- [TEXTAUSZUG]:
____________________

Árstíðir Lífsins - Aldrlok
Ván / SoulfoodVÖ: 31.05.2024
Grenzenlos
Es gibt wohl wenige Regionen, die so von Mythen und Sagen umrankt sind, wie Island. Wohl nicht zuletzt deshalb gibt es dort eine erstaunliche Dichte an Bands, die sich in irgendeiner Form auf die alten Erzählungen berufen. Künstlerinnen und Künstler wie Björk oder Ólafur Arnalds sind da schon fast Mainstream (ohne ihnen zu nahe treten zu wollen), und in der jüngeren Vergangenheit konnte man den Eindruck gewinnen, dass auf der Insel ein unerschöpfliches Reservoir an Vertretern der extremeren Genres besteht. Zumindest sind Sólstafir, Misþyrming oder Fortíð jedem Metal-Feinschmecker ein Begriff. Wenn man etwas tiefer in den Underground hinabtaucht, landet man irgendwann bei Árstíðir Lífsins, einem Trio, das Pagan Metal und Nordic Folk in ein Black-Metal-Gewand kleidet – und lustigerweise überhaupt keine isländische Band ist. Denn hinter den Pseudonymen des Gitarristen "Stefán" und des Drummers "Marsél" verbergen sich die Deutschen Stefan Drechsler und Marcel Dreckmann, die unter anderem bei der Münsteraner Pagan-Metal-Band Helrunar aktiv sind, welche die Band jedoch bereits 2008 mit dem isländischen Multiinstrumentalisten Árni Bergur Zoëga aus der Taufe hoben.
Die Faszination von Árstíðir Lífsins liegt dabei seit jeher darin, dass Songs als solche eher Mittel zum Zweck als individuelle Ausdrucksform sind. Tief verankert in der isländischen Mythologie, sind ihre Alben eher als Gesamtkunstwerk zu verstehen, als Reise in längst vergangene Zeiten mit Geschichten, die entweder auf der Edda oder sonstigen skaldischen Dichtkünsten basieren oder zumindest das Gefühl vermitteln, dass sie sich tatsächlich so zugetragen haben könnten. Entsprechend sperrig gestaltet sich auch das sechste Studioalbum "Aldrlok", dessen Erzählung grob in der Mitte des elften Jahrhunderts angesiedelt ist und den Einfluss der Christianisierung auf die heidnischen Sitten und Gebräuche beschreibt. So zumindest die vorliegenden Informationen, für weiteren Tiefgang sind ab sofort profunde Kenntnisse in Altisländisch von Nöten.

____________________

Tippen Sie aus der Rezension oben den Abschnitt, der mit „Die Faszination von“ beginnt und mit „Altisländisch von Nöten.“ endet, wortgetreu ab.

[Datensätze]
____________________

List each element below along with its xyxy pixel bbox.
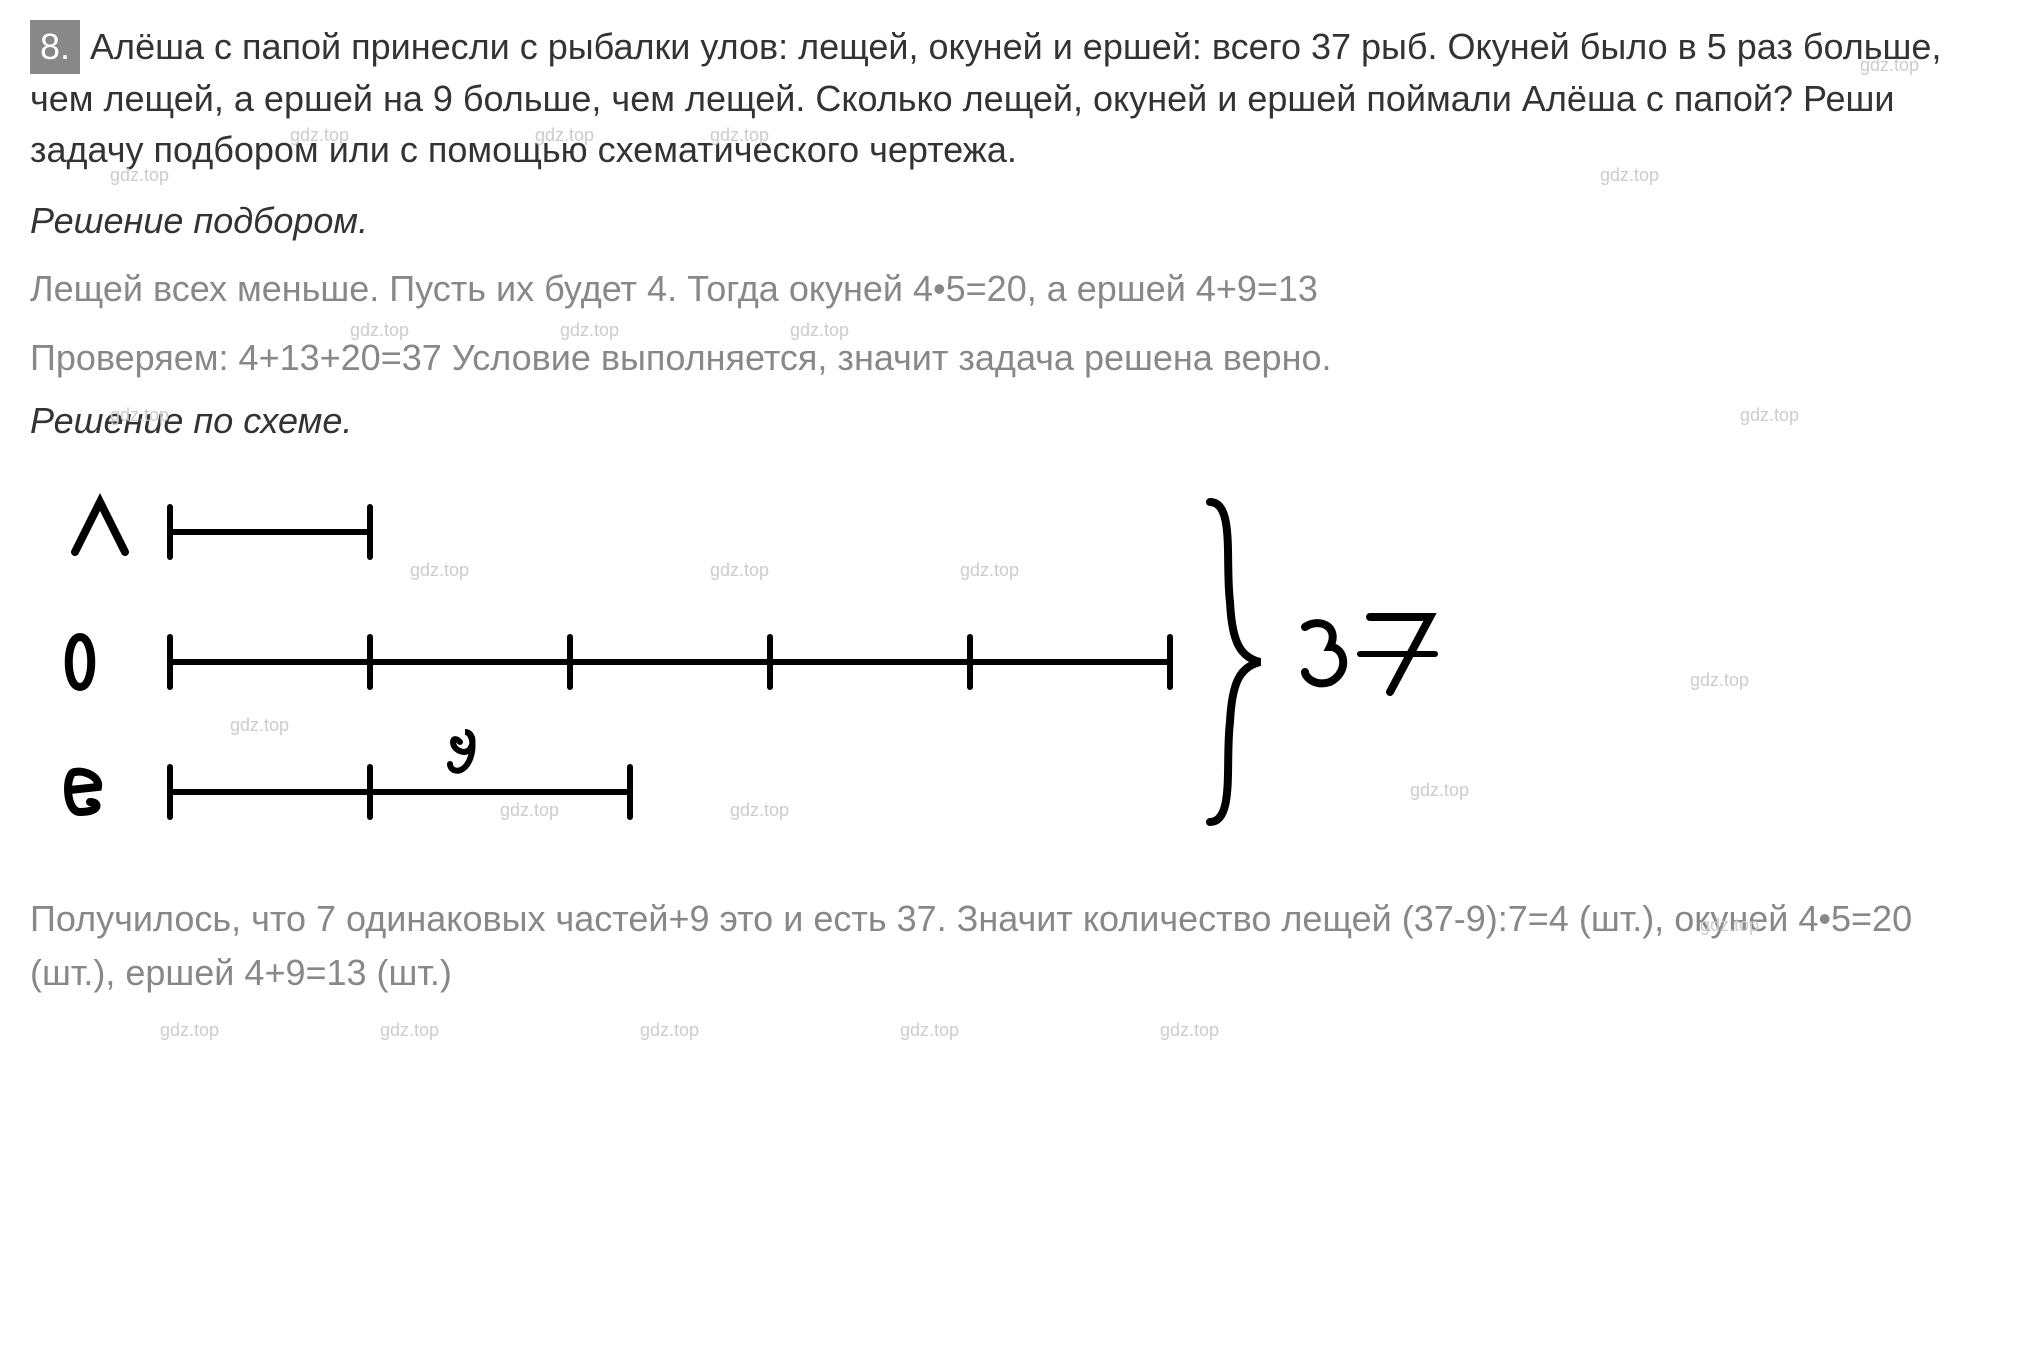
diagram-container (30, 462, 1630, 862)
content-wrapper: 8. Алёша с папой принесли с рыбалки улов… (30, 20, 1989, 1000)
problem-number: 8. (30, 20, 80, 74)
watermark-text: gdz.top (1160, 1020, 1219, 1041)
conclusion-text: Получилось, что 7 одинаковых частей+9 эт… (30, 892, 1989, 1000)
watermark-text: gdz.top (1690, 670, 1749, 691)
watermark-text: gdz.top (900, 1020, 959, 1041)
watermark-text: gdz.top (380, 1020, 439, 1041)
solution1-line1: Лещей всех меньше. Пусть их будет 4. Тог… (30, 262, 1989, 316)
watermark-text: gdz.top (640, 1020, 699, 1041)
solution2-title: Решение по схеме. (30, 400, 1989, 442)
watermark-text: gdz.top (160, 1020, 219, 1041)
problem-statement: 8. Алёша с папой принесли с рыбалки улов… (30, 20, 1989, 175)
solution1-line2: Проверяем: 4+13+20=37 Условие выполняетс… (30, 331, 1989, 385)
diagram-svg (30, 462, 1630, 862)
problem-text: Алёша с папой принесли с рыбалки улов: л… (30, 26, 1941, 170)
solution1-title: Решение подбором. (30, 200, 1989, 242)
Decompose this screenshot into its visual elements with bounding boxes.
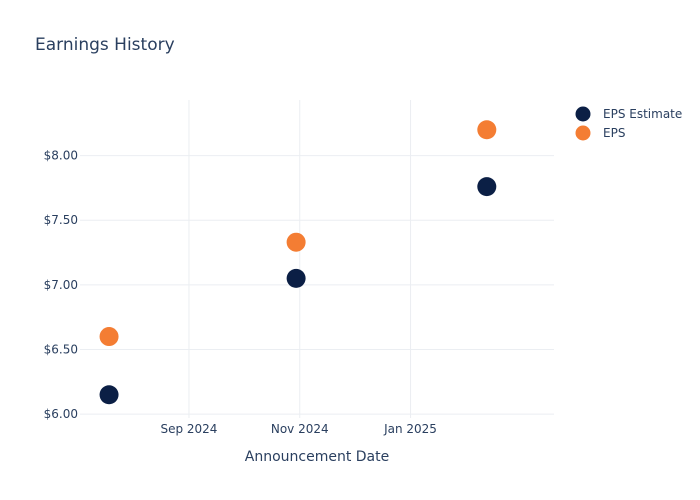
- x-tick-label-2: Jan 2025: [383, 422, 437, 436]
- x-tick-label-1: Nov 2024: [271, 422, 329, 436]
- eps-point-1[interactable]: [286, 232, 306, 252]
- y-tick-label-4: $8.00: [44, 149, 78, 163]
- eps-point-2[interactable]: [477, 120, 497, 140]
- tick-layer: $6.00 $6.50 $7.00 $7.50 $8.00 Sep 2024 Nov 202…: [44, 149, 437, 436]
- legend-label-1[interactable]: EPS: [603, 126, 625, 140]
- eps-point-0[interactable]: [99, 327, 119, 347]
- x-axis-title: Announcement Date: [245, 449, 389, 465]
- eps-estimate-point-1[interactable]: [286, 268, 306, 288]
- grid-layer: [80, 100, 554, 418]
- eps-estimate-point-0[interactable]: [99, 385, 119, 405]
- y-tick-label-1: $6.50: [44, 342, 78, 356]
- points-layer: [99, 120, 497, 405]
- eps-estimate-point-2[interactable]: [477, 177, 497, 197]
- legend-marker-1[interactable]: [575, 125, 591, 141]
- y-tick-label-3: $7.50: [44, 213, 78, 227]
- legend-marker-0[interactable]: [575, 106, 591, 122]
- x-tick-label-0: Sep 2024: [160, 422, 217, 436]
- legend-label-0[interactable]: EPS Estimate: [603, 107, 682, 121]
- legend: EPS Estimate EPS: [575, 106, 682, 141]
- y-tick-label-2: $7.00: [44, 278, 78, 292]
- y-tick-label-0: $6.00: [44, 407, 78, 421]
- chart-title: Earnings History: [35, 35, 175, 55]
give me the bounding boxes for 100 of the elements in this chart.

____________________

- [MUSTERLÖSUNG]:
Die Faszination von Árstíðir Lífsins liegt dabei seit jeher darin, dass Songs als solche eher Mittel zum Zweck als individuelle Ausdrucksform sind. Tief verankert in der isländischen Mythologie, sind ihre Alben eher als Gesamtkunstwerk zu verstehen, als Reise in längst vergangene Zeiten mit Geschichten, die entweder auf der Edda oder sonstigen skaldischen Dichtkünsten basieren oder zumindest das Gefühl vermitteln, dass sie sich tatsächlich so zugetragen haben könnten. Entsprechend sperrig gestaltet sich auch das sechste Studioalbum "Aldrlok", dessen Erzählung grob in der Mitte des elften Jahrhunderts angesiedelt ist und den Einfluss der Christianisierung auf die heidnischen Sitten und Gebräuche beschreibt. So zumindest die vorliegenden Informationen, für weiteren Tiefgang sind ab sofort profunde Kenntnisse in Altisländisch von Nöten.